**Goal**
The records below hold pictures; please leave those out and retype the rest exactly.

Dataset items
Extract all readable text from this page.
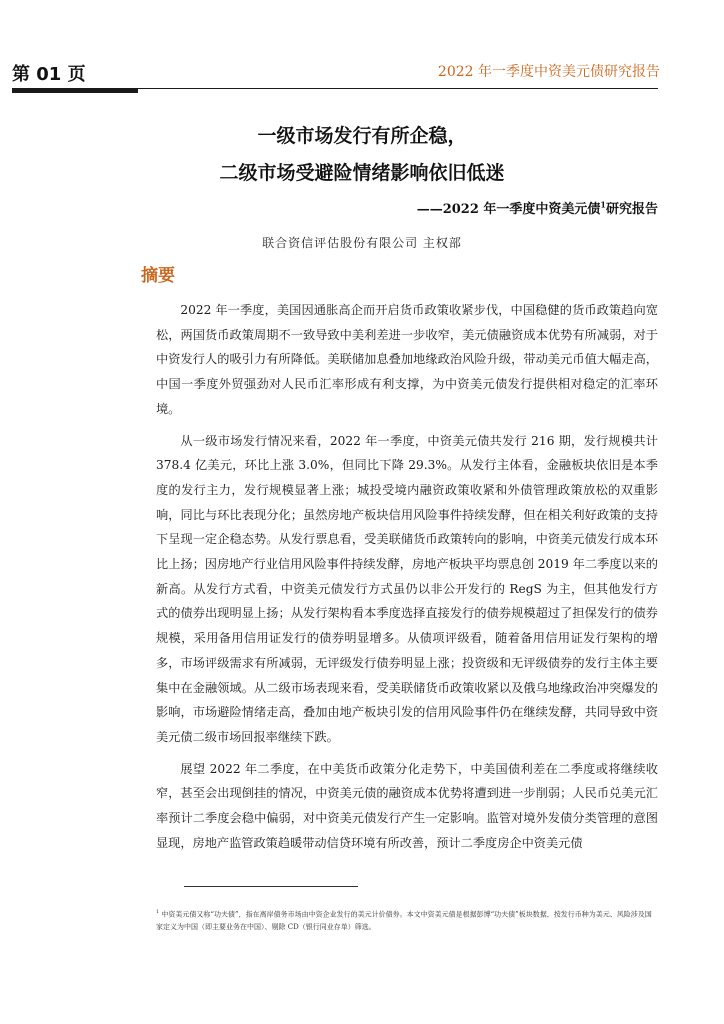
第 01 页	2022 年一季度中资美元债研究报告
一级市场发行有所企稳，
二级市场受避险情绪影响依旧低迷
——2022 年一季度中资美元债$^1$研究报告
联合资信评估股份有限公司 主权部
摘要

2022 年一季度，美国因通胀高企而开启货币政策收紧步伐，中国稳健的货币政策趋向宽松，两国货币政策周期不一致导致中美利差进一步收窄，美元债融资成本优势有所减弱，对于中资发行人的吸引力有所降低。美联储加息叠加地缘政治风险升级，带动美元币值大幅走高，中国一季度外贸强劲对人民币汇率形成有利支撑，为中资美元债发行提供相对稳定的汇率环境。

从一级市场发行情况来看，2022 年一季度，中资美元债共发行 216 期，发行规模共计 378.4 亿美元，环比上涨 3.0%，但同比下降 29.3%。从发行主体看，金融板块依旧是本季度的发行主力，发行规模显著上涨；城投受境内融资政策收紧和外债管理政策放松的双重影响，同比与环比表现分化；虽然房地产板块信用风险事件持续发酵，但在相关利好政策的支持下呈现一定企稳态势。从发行票息看，受美联储货币政策转向的影响，中资美元债发行成本环比上扬；因房地产行业信用风险事件持续发酵，房地产板块平均票息创 2019 年二季度以来的新高。从发行方式看，中资美元债发行方式虽仍以非公开发行的 RegS 为主，但其他发行方式的债券出现明显上扬；从发行架构看本季度选择直接发行的债券规模超过了担保发行的债券规模，采用备用信用证发行的债券明显增多。从债项评级看，随着备用信用证发行架构的增多，市场评级需求有所减弱，无评级发行债券明显上涨；投资级和无评级债券的发行主体主要集中在金融领域。从二级市场表现来看，受美联储货币政策收紧以及俄乌地缘政治冲突爆发的影响，市场避险情绪走高，叠加由地产板块引发的信用风险事件仍在继续发酵，共同导致中资美元债二级市场回报率继续下跌。

展望 2022 年二季度，在中美货币政策分化走势下，中美国债利差在二季度或将继续收窄，甚至会出现倒挂的情况，中资美元债的融资成本优势将遭到进一步削弱；人民币兑美元汇率预计二季度会稳中偏弱，对中资美元债发行产生一定影响。监管对境外发债分类管理的意图显现，房地产监管政策趋暖带动信贷环境有所改善，预计二季度房企中资美元债

$^1$ 中资美元债又称“功夫债”，指在离岸债务市场由中资企业发行的美元计价债券。本文中资美元债是根据彭博“功夫债”板块数据，按发行币种为美元、风险涉及国家定义为中国（即主要业务在中国）、剔除 CD（银行同业存单）筛选。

**Result of this task**
Extract all readable text from this page.
第 01 页	2022 年一季度中资美元债研究报告
一级市场发行有所企稳，
二级市场受避险情绪影响依旧低迷
——2022 年一季度中资美元债$^1$研究报告
联合资信评估股份有限公司 主权部
摘要

2022 年一季度，美国因通胀高企而开启货币政策收紧步伐，中国稳健的货币政策趋向宽松，两国货币政策周期不一致导致中美利差进一步收窄，美元债融资成本优势有所减弱，对于中资发行人的吸引力有所降低。美联储加息叠加地缘政治风险升级，带动美元币值大幅走高，中国一季度外贸强劲对人民币汇率形成有利支撑，为中资美元债发行提供相对稳定的汇率环境。

从一级市场发行情况来看，2022 年一季度，中资美元债共发行 216 期，发行规模共计 378.4 亿美元，环比上涨 3.0%，但同比下降 29.3%。从发行主体看，金融板块依旧是本季度的发行主力，发行规模显著上涨；城投受境内融资政策收紧和外债管理政策放松的双重影响，同比与环比表现分化；虽然房地产板块信用风险事件持续发酵，但在相关利好政策的支持下呈现一定企稳态势。从发行票息看，受美联储货币政策转向的影响，中资美元债发行成本环比上扬；因房地产行业信用风险事件持续发酵，房地产板块平均票息创 2019 年二季度以来的新高。从发行方式看，中资美元债发行方式虽仍以非公开发行的 RegS 为主，但其他发行方式的债券出现明显上扬；从发行架构看本季度选择直接发行的债券规模超过了担保发行的债券规模，采用备用信用证发行的债券明显增多。从债项评级看，随着备用信用证发行架构的增多，市场评级需求有所减弱，无评级发行债券明显上涨；投资级和无评级债券的发行主体主要集中在金融领域。从二级市场表现来看，受美联储货币政策收紧以及俄乌地缘政治冲突爆发的影响，市场避险情绪走高，叠加由地产板块引发的信用风险事件仍在继续发酵，共同导致中资美元债二级市场回报率继续下跌。

展望 2022 年二季度，在中美货币政策分化走势下，中美国债利差在二季度或将继续收窄，甚至会出现倒挂的情况，中资美元债的融资成本优势将遭到进一步削弱；人民币兑美元汇率预计二季度会稳中偏弱，对中资美元债发行产生一定影响。监管对境外发债分类管理的意图显现，房地产监管政策趋暖带动信贷环境有所改善，预计二季度房企中资美元债

$^1$ 中资美元债又称“功夫债”，指在离岸债务市场由中资企业发行的美元计价债券。本文中资美元债是根据彭博“功夫债”板块数据，按发行币种为美元、风险涉及国家定义为中国（即主要业务在中国）、剔除 CD（银行同业存单）筛选。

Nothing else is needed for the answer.